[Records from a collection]
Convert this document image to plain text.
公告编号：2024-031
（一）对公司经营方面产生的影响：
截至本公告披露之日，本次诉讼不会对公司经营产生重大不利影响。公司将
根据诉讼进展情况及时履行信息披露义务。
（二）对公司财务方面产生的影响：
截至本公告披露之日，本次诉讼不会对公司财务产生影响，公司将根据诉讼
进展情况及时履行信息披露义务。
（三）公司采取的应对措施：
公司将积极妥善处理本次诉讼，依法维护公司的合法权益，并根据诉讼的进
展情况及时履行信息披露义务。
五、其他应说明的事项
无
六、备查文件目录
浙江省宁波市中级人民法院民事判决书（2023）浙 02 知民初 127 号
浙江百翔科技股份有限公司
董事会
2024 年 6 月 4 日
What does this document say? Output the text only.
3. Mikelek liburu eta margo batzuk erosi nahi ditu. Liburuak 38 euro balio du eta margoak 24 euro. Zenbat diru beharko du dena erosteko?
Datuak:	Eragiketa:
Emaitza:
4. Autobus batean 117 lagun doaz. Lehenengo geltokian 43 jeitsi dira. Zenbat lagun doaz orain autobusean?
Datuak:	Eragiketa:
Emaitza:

(Directions for this task):
Copy exactly, and only, the lines from the one containing "What does this" through the last line of the listing.

(Problem solution):
What does this document say? Output the text only.
3. Mikelek liburu eta margo batzuk erosi nahi ditu. Liburuak 38 euro balio du eta margoak 24 euro. Zenbat diru beharko du dena erosteko?
Datuak:	Eragiketa:
Emaitza:
4. Autobus batean 117 lagun doaz. Lehenengo geltokian 43 jeitsi dira. Zenbat lagun doaz orain autobusean?
Datuak:	Eragiketa:
Emaitza:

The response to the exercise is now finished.